Part of a data file

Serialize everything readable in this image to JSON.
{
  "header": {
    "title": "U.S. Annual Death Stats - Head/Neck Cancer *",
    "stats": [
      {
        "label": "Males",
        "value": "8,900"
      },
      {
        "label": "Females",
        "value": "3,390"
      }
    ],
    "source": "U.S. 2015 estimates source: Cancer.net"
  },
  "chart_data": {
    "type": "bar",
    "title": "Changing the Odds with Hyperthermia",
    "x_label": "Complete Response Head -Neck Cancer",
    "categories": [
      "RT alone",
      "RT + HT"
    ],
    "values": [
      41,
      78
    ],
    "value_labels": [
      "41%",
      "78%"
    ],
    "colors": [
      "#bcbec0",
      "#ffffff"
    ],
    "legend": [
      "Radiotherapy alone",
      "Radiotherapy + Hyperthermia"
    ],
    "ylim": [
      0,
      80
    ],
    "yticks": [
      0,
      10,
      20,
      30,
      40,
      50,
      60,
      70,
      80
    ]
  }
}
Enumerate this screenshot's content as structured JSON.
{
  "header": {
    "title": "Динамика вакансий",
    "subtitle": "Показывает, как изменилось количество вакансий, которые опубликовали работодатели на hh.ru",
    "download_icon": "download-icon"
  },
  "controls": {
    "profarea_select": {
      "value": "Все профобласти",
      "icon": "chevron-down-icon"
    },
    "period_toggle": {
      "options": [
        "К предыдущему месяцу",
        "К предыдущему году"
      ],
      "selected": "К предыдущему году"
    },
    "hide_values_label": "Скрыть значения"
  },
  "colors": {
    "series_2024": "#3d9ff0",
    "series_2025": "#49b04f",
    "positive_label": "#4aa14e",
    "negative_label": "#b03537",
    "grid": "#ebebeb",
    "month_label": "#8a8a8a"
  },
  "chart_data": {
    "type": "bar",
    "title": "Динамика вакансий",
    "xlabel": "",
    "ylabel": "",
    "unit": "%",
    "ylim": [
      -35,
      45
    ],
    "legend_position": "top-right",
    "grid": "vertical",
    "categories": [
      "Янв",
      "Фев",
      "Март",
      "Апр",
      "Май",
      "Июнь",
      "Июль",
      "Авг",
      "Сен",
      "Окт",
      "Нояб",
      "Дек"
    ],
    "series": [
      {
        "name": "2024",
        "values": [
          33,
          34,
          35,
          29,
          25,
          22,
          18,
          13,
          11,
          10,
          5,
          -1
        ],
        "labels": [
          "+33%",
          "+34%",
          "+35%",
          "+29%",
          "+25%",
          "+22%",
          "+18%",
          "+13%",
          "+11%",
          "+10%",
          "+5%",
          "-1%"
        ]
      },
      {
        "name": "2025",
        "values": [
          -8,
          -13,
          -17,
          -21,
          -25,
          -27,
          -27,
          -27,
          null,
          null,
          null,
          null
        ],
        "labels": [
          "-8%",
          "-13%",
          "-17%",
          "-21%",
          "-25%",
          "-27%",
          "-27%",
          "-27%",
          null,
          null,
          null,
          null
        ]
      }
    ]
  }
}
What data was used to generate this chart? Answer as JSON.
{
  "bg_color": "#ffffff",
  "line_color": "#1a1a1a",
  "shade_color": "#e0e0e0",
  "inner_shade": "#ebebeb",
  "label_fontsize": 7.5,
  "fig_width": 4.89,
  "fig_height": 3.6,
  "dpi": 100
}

**DIRECTION**
Keep only those lines of the records that hold "this", and return them.

**TASK ANSWER**
Serialize everything readable in this image to JSON.
Enumerate this screenshot's content as structured JSON.
What data was used to generate this chart? Answer as JSON.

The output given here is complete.